--- Text block ---

But Reck-Malleczewen was less impressed when he first encountered the “forelocked gypsy”. He was present when the young Hitler arrived at the house of his friend clemens von Franckenstein in 1920. He walked in wearing gaiters, a floppy wide-brimmed hat, and carrying a riding whip. “He talked on and on, endlessly. He preached. He went on at us like a division chaplain in the army… The servants thought we were being attacked and rushed in to defend us. When he had gone, we sat silently confused and not at all amused. There was a feeling of dismay, as when on a train you suddenly find you are sharing a compartment with a psychotic.” At length, Franckenstein rose, crossed the room in silence and opened a window. The “fresh air helped to dispel the feeling of oppression. It was not that an unclean body had been in the room, but something else: the unclean essence of a monstrosity.” Some Jesus indeed!

Diary of a Man in Despair abounds with moments of such startling clarity. To read the diary is to encounter a kind of German version of the late Tory Alan Clark—but Reck has better jokes and a more exquisite aesthetic sensibility. On visiting a spa town in southern Austria, for instance, Reck is alarmed by the smouldering proximity of the Balkans—where the sight of a “well-cut suit can stop the traffic”.

A cultural conservative, monarchist, snob and extreme pessimist, Reck is a man out of a time, at once listlessly estranged from German modernity and mournfully engaged with it. His prose has a superb hauteur and he addresses the world out of the absurd aristocracy of his background (he knows most of the big noble families in Germany and Austria, speaks fondly of meetings with the Habsburgs and with the deposed Wilhelm II). He despises industrialism, mass-man and the “termite-heap” society, Prussian militarism, the new “business German” spoken by the swarming hordes in Berlin, “processed food” and the petty bureaucrats of Nazism—“office managers before they began impersonating Genghis Khan”. But, above all, he despises AdolfHitler, whom he once sat next to in a near-deserted restaurant. Reck was armed. He could have murdered the man whose face he unforgettably describes as waggling with “unhealthy cushions of fat; it all hung, it was all slack and without structure—gelatinous, sick. There was no light in it, none of the shimmer and shining of a man sent by God. Instead, the face bore the stigma of sexual inadequacy, the rancour of a half-man who had turned his fury at his impotence into brutalising others. And through it all, this bovine and finally moronic roar of ‘Heil’.”

One hears, at such moments, echoes of the cultivated fury of the French nihilist Celine, of Nietzsche, Dostoyevsky and D H Lawrence. But Reck—unlike Celine and indeed the great Norwegian pessimist Knut Hamsun, who both embraced Nazism as a cleansing ideology of apocalyptic rebellion—was never attracted to National Socialism. In fact, he was repulsed by its vulgar hysterics; repulsed, unusually for one of his class, by its virulent anti-Semitism.

---

== Requests ==
a. Reproduce the records verbatim, starting at their first line and ending after the line that contains "floor-name: BUTTERFLY APTS.".
b. Extend the passage on Reck-Malleczewen's diary, picking up after its final sentence.
The records that follow bear no relation to the text.

--- Data for this task ---

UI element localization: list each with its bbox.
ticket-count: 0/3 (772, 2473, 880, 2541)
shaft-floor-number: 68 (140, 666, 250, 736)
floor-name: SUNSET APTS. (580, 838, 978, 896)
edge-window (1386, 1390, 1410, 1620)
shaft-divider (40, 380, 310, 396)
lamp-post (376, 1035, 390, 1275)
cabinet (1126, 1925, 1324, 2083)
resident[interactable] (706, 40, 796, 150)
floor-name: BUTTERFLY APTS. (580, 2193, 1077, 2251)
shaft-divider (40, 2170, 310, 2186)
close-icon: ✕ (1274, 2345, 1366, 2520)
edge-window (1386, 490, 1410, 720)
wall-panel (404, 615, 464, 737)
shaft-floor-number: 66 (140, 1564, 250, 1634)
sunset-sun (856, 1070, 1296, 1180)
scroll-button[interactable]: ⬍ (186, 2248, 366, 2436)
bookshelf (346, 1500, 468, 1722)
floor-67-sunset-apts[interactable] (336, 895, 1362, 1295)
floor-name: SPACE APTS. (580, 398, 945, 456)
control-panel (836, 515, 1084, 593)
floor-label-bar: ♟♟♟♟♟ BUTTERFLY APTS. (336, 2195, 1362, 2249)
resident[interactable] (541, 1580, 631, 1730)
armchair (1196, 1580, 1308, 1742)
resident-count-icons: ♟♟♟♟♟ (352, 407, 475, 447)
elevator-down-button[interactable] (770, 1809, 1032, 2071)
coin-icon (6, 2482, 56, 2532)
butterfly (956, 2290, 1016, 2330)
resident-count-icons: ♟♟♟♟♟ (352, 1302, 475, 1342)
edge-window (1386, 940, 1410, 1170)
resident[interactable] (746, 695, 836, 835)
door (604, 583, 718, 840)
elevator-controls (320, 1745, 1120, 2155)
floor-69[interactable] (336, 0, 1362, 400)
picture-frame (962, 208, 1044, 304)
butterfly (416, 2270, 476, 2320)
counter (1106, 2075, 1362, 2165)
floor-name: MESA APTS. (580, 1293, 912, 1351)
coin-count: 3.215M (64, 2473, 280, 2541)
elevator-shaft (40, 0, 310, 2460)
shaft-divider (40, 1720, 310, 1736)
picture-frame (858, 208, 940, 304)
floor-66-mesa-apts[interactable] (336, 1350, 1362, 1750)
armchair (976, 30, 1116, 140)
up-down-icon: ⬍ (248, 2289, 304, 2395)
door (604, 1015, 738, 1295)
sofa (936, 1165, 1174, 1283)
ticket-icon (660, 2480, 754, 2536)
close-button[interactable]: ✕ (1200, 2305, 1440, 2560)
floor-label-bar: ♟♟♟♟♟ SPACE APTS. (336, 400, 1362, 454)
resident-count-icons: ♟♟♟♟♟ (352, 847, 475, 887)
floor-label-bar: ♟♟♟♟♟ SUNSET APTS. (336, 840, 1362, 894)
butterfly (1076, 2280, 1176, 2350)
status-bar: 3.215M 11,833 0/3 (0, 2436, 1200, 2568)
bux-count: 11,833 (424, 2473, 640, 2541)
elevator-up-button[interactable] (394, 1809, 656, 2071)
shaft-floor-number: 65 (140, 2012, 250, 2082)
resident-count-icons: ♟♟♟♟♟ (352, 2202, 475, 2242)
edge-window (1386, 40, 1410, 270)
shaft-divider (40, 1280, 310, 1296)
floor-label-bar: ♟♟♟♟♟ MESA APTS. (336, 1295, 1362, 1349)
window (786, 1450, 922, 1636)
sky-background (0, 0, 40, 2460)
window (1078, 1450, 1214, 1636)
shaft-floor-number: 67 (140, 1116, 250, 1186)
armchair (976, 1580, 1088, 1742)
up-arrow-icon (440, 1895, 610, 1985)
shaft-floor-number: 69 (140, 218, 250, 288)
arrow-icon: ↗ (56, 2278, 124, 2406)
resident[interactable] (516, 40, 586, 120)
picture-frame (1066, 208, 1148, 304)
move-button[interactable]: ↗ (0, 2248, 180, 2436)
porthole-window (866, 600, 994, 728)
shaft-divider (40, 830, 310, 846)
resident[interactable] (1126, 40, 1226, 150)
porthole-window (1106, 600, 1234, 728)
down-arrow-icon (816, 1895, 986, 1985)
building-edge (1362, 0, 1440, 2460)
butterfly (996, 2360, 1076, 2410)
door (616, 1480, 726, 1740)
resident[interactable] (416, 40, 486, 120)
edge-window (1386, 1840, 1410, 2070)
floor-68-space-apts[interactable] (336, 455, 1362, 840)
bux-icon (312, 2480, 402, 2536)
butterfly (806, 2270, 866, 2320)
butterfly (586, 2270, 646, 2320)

---

== Results for each task ==
a.
UI element localization: list each with its bbox.
ticket-count: 0/3 (772, 2473, 880, 2541)
shaft-floor-number: 68 (140, 666, 250, 736)
floor-name: SUNSET APTS. (580, 838, 978, 896)
edge-window (1386, 1390, 1410, 1620)
shaft-divider (40, 380, 310, 396)
lamp-post (376, 1035, 390, 1275)
cabinet (1126, 1925, 1324, 2083)
resident[interactable] (706, 40, 796, 150)
floor-name: BUTTERFLY APTS. (580, 2193, 1077, 2251)

b.
As his disgraced country stumbles towards total war, Reck is haunted by a sense of an ending. He finds the very air that he breathes “faded and mouldy”. He reads and rereads a passage from Dostoyevsky in which the end of the world is forecast. He begins to see death everywhere—in the bomb-ruined buildings of Munich; in the countryside where the Catholic farmers he respects continue working on the land with sombre resignation; and in the ghostly passageways of his own crumbling mansion. His diary even begins with the emblematic death of his friend Spengler, whose The Decline of the West resonates with Reck’s own worldview, as it did, for entirely different reasons, with the young Hitler’s, as he wandered the streets of cosmopolitan Vienna, inflamed by adolescent dreams of limitless achievement. But Spengler, dressed in his tweeds, has grown fat and bloated—the kind of man “who likes to eat alone, a melancholy-eyed feaster at a great orgy of eating”.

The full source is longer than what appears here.